── Supplied data ──

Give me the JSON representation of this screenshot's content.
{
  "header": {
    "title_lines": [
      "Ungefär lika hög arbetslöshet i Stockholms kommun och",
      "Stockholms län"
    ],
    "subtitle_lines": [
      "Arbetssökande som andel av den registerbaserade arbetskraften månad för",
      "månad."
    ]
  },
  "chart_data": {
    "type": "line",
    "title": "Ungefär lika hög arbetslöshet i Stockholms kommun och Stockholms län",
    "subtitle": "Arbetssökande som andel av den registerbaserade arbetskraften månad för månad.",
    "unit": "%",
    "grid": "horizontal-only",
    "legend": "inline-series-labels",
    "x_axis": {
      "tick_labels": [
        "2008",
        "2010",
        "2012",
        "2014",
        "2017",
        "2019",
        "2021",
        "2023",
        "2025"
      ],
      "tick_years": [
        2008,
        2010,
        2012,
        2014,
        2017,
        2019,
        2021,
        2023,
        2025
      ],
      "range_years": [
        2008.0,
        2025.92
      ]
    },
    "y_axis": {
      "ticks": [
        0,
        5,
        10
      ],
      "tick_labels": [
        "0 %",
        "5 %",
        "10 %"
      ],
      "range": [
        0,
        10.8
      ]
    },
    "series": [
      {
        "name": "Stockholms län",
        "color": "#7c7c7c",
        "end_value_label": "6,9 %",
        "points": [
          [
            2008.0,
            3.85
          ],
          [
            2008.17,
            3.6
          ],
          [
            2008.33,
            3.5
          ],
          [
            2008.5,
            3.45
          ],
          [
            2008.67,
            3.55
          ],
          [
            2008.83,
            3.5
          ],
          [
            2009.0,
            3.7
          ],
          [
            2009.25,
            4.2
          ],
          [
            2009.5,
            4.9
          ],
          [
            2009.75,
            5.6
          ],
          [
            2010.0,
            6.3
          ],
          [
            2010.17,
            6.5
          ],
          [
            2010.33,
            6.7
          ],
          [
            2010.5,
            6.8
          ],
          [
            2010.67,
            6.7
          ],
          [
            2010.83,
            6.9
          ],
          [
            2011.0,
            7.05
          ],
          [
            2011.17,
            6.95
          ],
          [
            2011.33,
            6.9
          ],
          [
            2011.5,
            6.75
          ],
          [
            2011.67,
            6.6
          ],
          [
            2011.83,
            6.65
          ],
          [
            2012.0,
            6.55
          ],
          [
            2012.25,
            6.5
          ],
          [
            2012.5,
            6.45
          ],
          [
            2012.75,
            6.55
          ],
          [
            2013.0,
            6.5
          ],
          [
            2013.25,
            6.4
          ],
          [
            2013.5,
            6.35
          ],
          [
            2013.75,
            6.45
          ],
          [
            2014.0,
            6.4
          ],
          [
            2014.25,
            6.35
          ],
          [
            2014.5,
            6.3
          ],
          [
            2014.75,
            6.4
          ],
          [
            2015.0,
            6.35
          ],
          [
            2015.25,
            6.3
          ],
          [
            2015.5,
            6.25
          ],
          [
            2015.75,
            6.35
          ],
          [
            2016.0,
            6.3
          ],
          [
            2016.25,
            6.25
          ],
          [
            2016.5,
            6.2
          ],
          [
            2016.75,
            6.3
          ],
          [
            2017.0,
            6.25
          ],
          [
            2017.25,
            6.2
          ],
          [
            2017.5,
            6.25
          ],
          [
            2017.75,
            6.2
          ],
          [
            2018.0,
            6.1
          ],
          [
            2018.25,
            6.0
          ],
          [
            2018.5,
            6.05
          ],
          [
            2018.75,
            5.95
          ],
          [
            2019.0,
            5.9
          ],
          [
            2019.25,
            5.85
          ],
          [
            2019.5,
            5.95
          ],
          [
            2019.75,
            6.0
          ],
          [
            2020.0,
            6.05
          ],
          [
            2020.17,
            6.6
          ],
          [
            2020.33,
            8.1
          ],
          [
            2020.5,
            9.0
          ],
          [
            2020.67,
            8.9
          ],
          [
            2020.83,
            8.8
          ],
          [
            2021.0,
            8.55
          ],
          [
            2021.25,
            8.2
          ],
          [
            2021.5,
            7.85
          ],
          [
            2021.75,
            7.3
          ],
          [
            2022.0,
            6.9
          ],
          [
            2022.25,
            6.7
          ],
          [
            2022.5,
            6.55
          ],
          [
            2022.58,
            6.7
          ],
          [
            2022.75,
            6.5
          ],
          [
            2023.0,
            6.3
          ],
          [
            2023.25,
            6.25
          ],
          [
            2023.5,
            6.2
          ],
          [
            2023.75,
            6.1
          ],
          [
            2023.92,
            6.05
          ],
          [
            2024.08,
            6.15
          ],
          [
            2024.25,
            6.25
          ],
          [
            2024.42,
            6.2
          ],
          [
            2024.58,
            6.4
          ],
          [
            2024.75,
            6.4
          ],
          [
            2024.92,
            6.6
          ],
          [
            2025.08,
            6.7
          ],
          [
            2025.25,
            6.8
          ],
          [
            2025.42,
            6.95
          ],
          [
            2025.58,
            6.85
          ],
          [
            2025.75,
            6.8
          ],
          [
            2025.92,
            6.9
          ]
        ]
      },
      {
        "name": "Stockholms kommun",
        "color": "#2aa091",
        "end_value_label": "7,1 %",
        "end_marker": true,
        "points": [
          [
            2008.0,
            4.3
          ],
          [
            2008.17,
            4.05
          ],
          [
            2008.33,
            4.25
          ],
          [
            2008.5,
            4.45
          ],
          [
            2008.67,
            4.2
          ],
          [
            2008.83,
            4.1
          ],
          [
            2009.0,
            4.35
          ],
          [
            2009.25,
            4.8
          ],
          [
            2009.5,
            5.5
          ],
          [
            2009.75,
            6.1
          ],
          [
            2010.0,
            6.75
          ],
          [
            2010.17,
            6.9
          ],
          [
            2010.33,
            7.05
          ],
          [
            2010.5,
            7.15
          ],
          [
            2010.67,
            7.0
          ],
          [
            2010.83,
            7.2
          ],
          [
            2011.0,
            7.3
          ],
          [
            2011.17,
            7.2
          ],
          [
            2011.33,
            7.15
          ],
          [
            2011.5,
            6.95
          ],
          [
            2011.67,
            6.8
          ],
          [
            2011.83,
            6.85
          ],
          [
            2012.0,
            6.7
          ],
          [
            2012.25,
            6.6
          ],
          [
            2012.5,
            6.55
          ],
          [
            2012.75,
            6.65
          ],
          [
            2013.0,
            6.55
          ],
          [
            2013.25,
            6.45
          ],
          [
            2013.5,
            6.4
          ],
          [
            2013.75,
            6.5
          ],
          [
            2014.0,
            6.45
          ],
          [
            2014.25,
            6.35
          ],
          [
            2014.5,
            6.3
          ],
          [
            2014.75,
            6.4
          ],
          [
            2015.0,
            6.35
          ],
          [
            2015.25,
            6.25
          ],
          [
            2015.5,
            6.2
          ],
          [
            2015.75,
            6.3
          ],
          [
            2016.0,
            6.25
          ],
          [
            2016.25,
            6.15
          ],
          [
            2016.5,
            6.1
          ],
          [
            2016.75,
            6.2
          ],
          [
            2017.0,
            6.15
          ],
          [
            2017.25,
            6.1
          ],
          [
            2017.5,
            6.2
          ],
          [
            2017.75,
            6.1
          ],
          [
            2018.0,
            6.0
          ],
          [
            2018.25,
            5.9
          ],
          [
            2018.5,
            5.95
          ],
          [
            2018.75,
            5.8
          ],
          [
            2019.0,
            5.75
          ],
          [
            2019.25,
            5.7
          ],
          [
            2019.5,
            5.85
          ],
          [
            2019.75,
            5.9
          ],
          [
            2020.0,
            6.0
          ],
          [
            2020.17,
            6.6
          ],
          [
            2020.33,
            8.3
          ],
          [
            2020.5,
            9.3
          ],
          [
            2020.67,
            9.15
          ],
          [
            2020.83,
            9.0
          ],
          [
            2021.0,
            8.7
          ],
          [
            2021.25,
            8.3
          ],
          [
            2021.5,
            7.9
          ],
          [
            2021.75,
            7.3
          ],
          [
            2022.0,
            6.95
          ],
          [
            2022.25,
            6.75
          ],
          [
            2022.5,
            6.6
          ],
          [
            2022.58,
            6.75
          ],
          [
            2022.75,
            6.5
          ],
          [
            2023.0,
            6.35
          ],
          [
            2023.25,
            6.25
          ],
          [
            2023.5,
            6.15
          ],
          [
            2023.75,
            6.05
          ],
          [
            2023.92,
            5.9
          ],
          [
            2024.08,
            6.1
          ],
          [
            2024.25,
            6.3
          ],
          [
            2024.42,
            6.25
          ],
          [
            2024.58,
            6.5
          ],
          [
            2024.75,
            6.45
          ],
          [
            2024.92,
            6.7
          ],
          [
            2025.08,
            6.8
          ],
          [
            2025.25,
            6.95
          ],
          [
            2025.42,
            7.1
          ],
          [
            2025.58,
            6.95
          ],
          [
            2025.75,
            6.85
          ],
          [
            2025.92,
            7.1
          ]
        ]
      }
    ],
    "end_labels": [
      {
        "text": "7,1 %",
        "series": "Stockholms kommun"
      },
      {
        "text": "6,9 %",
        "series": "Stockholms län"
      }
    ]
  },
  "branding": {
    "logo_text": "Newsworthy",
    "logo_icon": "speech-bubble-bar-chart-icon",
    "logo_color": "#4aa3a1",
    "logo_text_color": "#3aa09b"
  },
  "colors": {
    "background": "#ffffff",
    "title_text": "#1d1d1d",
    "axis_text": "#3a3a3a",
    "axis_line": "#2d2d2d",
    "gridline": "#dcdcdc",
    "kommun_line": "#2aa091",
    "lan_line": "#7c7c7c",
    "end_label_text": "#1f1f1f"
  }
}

───

Problem to work on ▸ In the entries above, find each line with the word "Ungefär" and copy it.

Full solution ▸
      "Ungefär lika hög arbetslöshet i Stockholms kommun och",
    "title": "Ungefär lika hög arbetslöshet i Stockholms kommun och Stockholms län",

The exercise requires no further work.